# TASK BRIEF
Pull each line containing "marker" out of the data and copy it.

Records from a data collection
++++++++++++++++++++

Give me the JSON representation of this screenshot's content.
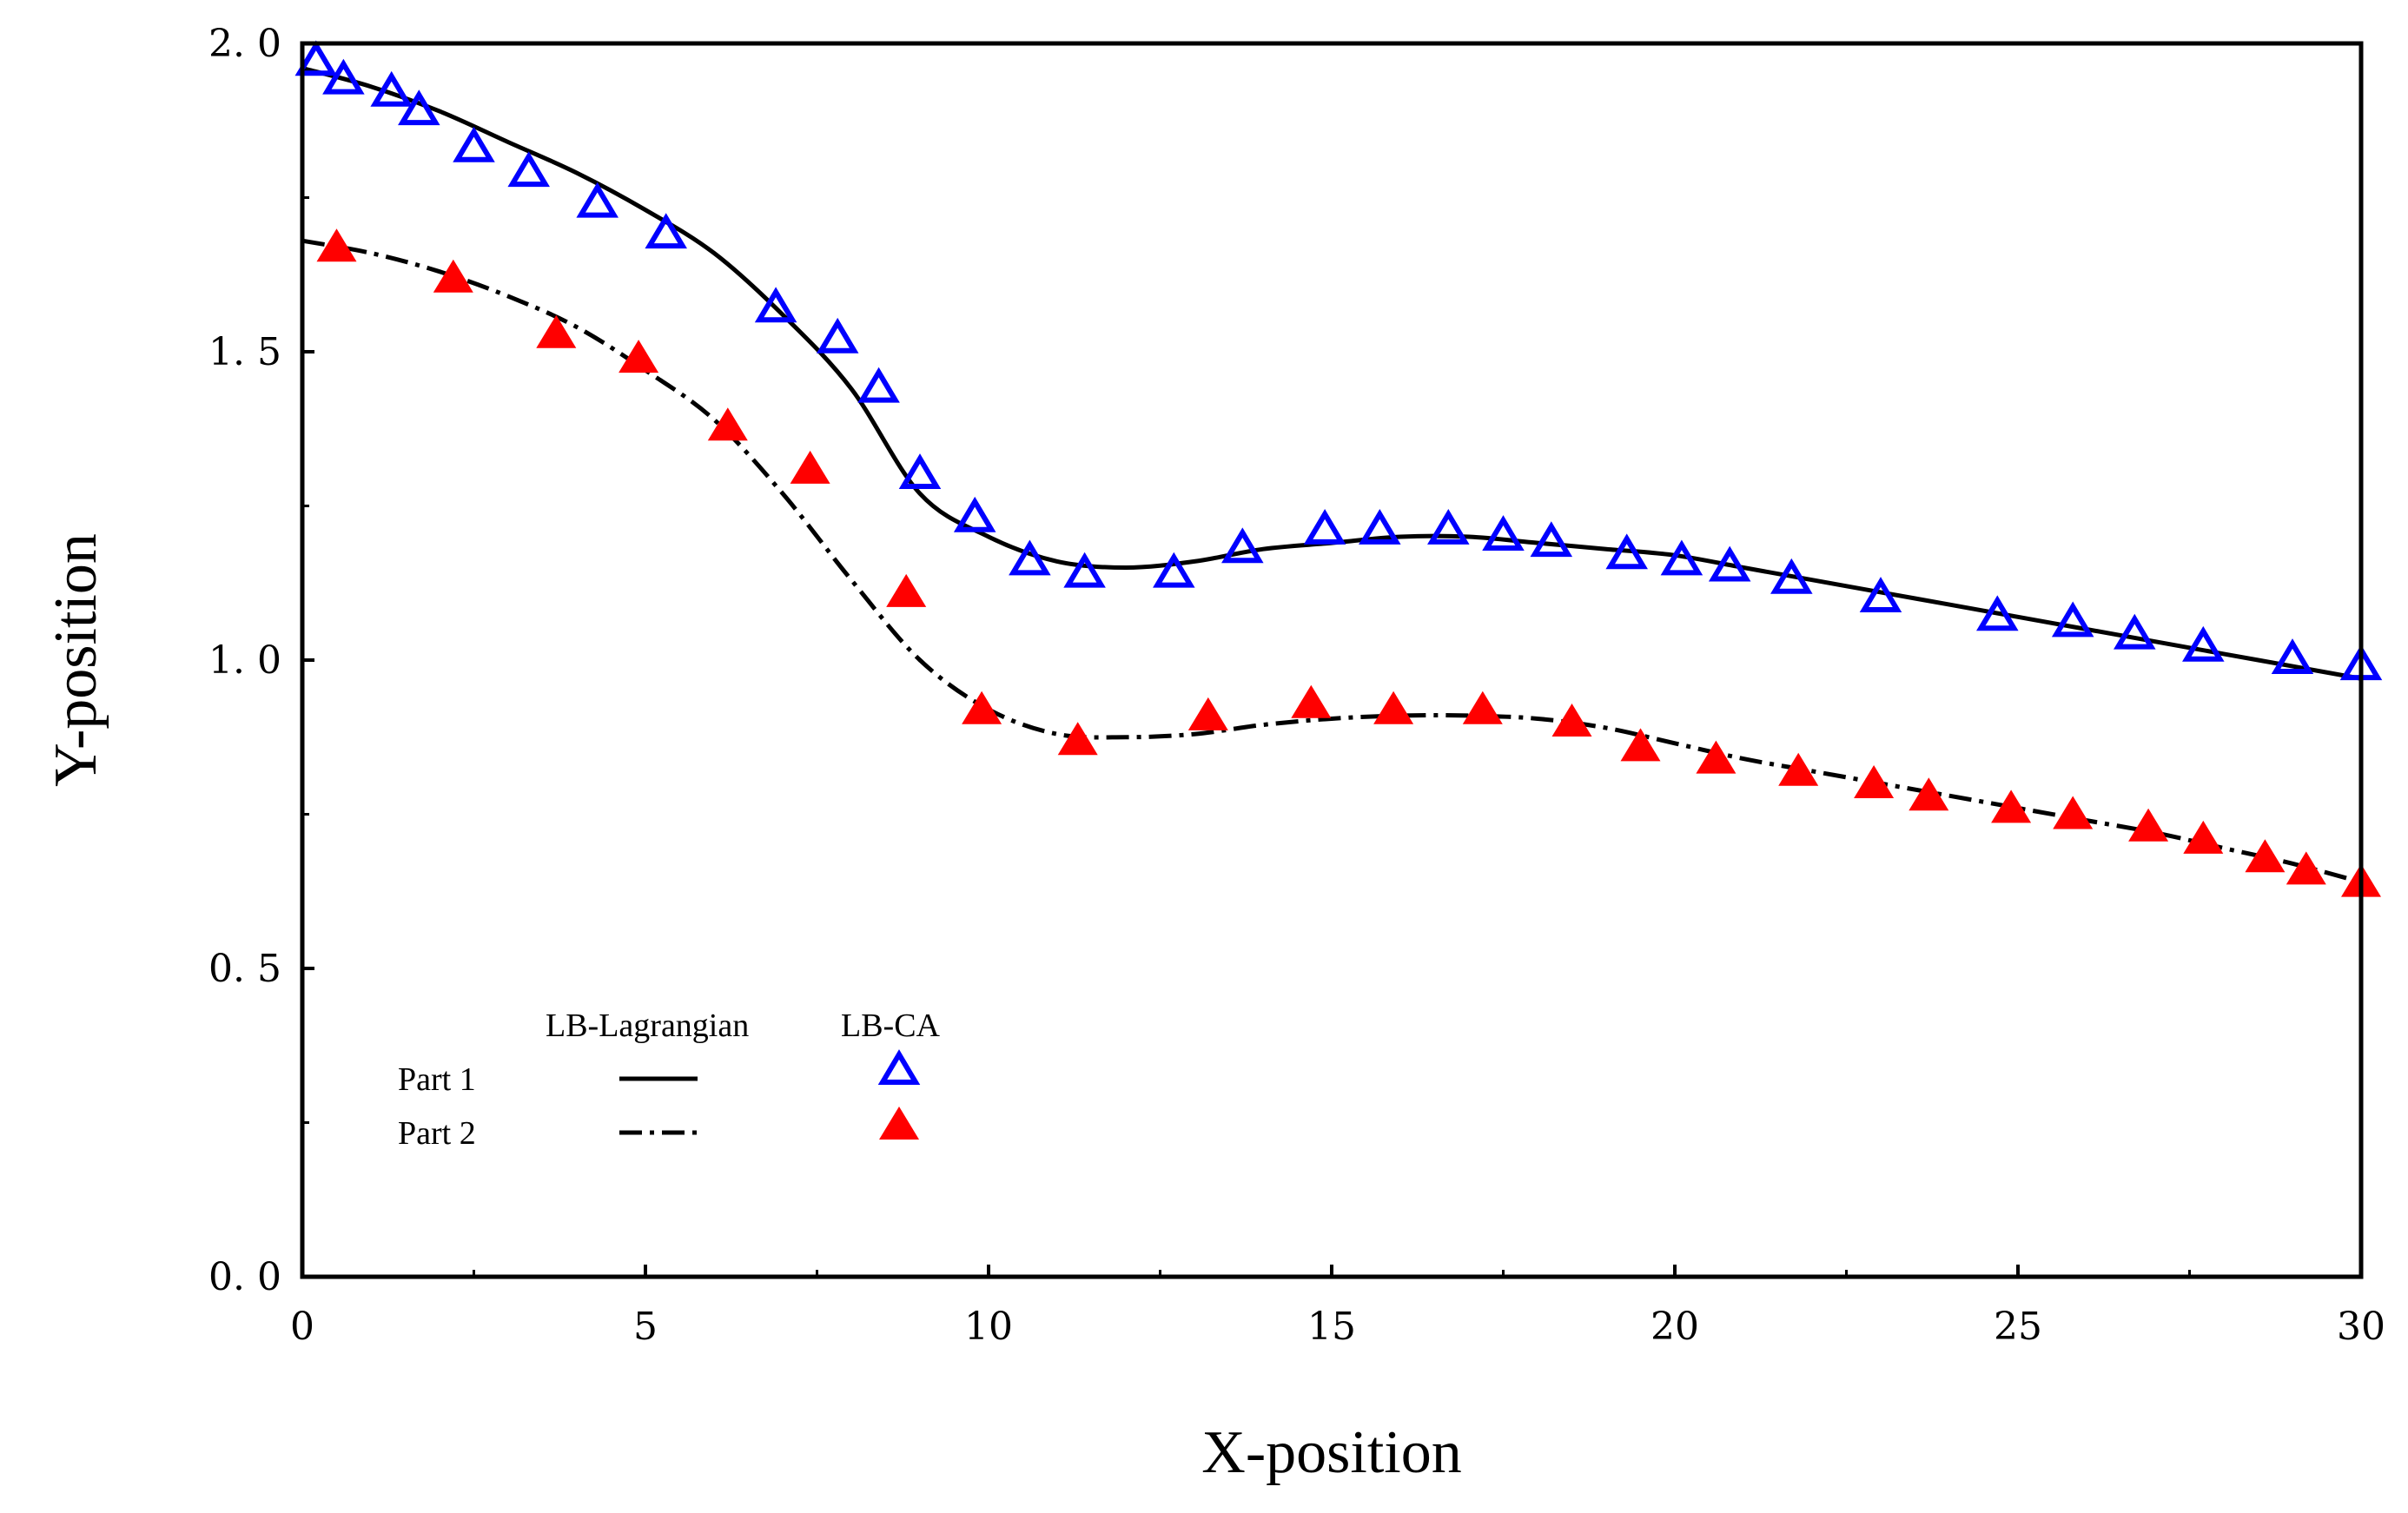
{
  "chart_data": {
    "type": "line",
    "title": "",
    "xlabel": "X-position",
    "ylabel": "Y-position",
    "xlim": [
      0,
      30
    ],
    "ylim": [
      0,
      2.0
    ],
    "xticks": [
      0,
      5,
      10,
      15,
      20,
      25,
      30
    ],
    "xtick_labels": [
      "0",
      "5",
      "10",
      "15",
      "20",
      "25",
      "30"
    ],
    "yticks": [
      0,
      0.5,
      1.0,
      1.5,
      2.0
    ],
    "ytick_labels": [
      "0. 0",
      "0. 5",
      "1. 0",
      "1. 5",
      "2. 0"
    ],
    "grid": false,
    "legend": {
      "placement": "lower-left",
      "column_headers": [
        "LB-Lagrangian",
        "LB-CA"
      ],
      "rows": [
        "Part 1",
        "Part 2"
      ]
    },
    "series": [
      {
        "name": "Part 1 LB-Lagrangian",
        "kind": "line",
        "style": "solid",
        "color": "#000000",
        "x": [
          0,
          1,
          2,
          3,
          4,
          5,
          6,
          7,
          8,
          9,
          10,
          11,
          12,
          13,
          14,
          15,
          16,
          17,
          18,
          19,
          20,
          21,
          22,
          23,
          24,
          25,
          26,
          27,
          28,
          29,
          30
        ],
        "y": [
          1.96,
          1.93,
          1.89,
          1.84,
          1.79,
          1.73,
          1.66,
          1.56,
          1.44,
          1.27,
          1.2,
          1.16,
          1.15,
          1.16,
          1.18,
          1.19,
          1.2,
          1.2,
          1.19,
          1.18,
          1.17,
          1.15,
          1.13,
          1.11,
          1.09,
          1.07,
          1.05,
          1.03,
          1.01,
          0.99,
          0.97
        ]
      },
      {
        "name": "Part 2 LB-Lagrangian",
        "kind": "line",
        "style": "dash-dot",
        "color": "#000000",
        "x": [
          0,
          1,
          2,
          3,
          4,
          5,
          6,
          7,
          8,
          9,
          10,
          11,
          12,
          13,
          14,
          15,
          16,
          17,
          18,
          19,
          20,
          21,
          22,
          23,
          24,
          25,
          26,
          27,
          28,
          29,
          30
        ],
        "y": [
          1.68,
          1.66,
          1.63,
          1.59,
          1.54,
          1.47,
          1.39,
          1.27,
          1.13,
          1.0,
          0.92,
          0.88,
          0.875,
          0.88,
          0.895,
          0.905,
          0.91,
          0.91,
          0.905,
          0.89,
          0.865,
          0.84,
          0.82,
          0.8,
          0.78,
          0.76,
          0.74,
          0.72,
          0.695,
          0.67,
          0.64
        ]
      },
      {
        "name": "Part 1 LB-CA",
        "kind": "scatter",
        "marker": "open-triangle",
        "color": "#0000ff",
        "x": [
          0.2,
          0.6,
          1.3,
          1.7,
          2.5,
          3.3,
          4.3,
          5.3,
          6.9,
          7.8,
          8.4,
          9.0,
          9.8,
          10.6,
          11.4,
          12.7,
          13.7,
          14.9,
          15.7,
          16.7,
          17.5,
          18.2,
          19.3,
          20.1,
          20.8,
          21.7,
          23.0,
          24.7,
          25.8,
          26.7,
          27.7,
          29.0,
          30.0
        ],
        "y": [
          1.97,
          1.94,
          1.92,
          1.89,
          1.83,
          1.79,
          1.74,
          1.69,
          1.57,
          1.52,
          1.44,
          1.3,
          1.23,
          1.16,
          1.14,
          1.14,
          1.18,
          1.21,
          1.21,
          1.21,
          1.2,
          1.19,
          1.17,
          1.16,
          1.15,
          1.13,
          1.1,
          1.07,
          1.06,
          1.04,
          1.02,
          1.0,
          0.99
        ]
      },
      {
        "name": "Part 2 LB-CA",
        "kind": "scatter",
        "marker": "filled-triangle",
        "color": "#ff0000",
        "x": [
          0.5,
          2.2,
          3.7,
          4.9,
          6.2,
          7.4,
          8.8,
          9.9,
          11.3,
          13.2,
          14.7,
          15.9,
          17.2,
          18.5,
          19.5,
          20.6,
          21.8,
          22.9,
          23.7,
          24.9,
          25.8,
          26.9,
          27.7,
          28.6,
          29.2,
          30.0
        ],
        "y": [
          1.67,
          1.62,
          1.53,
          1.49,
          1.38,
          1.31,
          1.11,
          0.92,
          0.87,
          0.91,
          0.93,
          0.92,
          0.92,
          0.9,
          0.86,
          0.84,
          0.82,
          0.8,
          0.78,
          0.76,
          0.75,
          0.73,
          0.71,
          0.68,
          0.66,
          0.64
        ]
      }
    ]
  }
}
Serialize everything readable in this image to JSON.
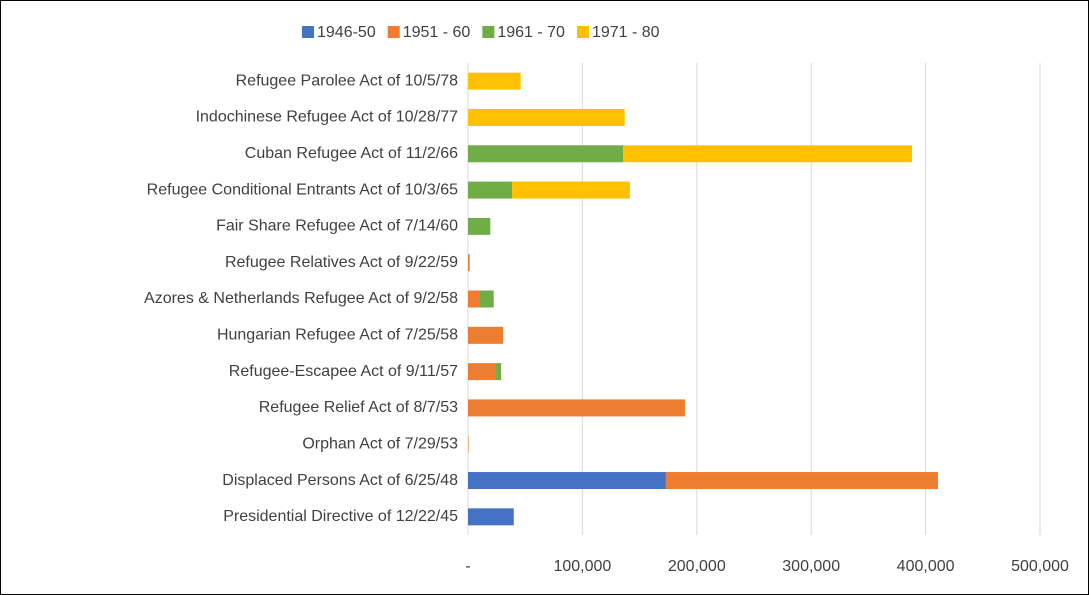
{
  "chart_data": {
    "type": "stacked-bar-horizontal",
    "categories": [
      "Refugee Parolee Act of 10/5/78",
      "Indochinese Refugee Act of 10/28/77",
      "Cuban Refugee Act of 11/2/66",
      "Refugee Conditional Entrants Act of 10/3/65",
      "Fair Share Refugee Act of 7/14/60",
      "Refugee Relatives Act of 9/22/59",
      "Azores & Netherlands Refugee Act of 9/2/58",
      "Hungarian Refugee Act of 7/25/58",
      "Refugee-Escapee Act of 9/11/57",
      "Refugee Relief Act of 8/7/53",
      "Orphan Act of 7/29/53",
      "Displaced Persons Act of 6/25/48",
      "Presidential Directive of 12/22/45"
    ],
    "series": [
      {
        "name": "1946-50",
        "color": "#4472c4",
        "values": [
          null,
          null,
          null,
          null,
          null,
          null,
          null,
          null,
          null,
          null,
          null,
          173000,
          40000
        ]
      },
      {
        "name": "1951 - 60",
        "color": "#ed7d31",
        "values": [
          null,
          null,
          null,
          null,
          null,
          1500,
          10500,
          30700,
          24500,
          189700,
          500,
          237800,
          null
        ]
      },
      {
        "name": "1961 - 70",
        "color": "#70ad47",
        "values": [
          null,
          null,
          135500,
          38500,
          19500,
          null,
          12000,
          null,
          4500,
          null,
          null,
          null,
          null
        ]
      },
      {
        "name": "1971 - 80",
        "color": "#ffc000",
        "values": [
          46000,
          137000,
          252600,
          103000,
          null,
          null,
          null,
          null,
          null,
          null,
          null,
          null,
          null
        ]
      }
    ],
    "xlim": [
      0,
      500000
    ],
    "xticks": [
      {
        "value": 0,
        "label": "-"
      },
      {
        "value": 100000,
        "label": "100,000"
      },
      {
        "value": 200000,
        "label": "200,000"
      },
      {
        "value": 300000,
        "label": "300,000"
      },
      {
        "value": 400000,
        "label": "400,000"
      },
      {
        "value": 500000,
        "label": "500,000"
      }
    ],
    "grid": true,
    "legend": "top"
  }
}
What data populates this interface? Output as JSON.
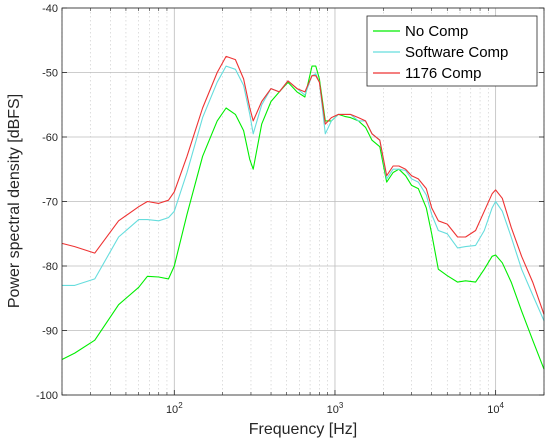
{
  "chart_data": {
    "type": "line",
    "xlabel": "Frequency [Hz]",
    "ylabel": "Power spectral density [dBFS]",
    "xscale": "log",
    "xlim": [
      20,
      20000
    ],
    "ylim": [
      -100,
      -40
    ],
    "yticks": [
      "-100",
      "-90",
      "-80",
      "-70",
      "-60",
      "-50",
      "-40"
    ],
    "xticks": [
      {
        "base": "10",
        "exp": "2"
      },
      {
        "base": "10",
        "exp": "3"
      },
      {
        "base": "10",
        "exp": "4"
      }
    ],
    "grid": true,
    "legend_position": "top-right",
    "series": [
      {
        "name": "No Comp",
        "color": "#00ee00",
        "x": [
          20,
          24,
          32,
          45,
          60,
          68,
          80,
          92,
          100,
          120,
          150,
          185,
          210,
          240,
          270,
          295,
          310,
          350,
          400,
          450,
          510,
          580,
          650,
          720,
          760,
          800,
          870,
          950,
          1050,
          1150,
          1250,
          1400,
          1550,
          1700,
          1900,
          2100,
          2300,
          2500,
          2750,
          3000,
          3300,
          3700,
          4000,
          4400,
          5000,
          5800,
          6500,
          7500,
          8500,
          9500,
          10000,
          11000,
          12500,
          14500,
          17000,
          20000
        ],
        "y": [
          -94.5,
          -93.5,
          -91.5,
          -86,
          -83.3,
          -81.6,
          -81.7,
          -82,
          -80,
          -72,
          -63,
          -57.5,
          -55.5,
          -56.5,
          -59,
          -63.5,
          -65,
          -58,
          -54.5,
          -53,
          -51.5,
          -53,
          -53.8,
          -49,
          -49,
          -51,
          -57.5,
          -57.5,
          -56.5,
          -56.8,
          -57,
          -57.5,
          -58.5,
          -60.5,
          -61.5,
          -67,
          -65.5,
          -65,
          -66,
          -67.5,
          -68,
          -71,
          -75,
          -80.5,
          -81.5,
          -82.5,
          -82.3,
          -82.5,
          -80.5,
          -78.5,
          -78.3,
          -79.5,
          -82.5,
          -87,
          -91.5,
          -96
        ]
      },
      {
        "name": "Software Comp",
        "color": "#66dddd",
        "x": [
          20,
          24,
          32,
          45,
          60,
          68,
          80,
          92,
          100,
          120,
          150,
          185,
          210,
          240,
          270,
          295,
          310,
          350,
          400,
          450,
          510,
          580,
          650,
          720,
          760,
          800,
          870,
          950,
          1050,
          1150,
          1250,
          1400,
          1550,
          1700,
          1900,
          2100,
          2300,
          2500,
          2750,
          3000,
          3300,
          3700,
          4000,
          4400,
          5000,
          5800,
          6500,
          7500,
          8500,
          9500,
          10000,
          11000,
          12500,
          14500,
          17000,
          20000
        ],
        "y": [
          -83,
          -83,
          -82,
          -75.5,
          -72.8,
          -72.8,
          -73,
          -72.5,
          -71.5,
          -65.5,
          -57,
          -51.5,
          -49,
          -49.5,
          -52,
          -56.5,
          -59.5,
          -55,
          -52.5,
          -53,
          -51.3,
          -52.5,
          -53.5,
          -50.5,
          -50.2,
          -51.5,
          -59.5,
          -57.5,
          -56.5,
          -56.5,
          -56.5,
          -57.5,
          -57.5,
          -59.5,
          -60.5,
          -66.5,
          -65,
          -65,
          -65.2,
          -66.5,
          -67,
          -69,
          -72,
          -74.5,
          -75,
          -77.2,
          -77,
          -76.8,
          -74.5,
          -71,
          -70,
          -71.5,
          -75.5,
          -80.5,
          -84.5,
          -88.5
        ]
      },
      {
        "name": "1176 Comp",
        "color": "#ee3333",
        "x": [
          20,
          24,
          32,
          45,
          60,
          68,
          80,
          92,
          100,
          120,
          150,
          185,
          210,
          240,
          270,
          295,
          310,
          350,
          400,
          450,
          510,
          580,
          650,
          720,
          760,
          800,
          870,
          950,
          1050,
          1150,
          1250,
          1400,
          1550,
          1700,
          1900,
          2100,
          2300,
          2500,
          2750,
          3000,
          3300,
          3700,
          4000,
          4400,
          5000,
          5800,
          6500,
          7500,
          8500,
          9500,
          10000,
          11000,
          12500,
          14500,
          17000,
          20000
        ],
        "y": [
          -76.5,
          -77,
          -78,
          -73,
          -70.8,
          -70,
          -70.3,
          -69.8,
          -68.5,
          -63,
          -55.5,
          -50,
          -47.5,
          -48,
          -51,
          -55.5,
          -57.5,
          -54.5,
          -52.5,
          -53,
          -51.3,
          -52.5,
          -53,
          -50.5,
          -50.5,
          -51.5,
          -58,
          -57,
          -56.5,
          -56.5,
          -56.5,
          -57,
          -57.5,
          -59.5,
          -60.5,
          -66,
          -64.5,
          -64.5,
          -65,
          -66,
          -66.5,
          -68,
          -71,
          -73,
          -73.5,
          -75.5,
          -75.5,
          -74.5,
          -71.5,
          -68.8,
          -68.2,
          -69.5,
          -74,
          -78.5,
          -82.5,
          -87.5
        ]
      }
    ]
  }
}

++++++++++++++++++++

# EXPECTED ANSWER
        "marker": "open-triangle",
        "marker": "filled-triangle",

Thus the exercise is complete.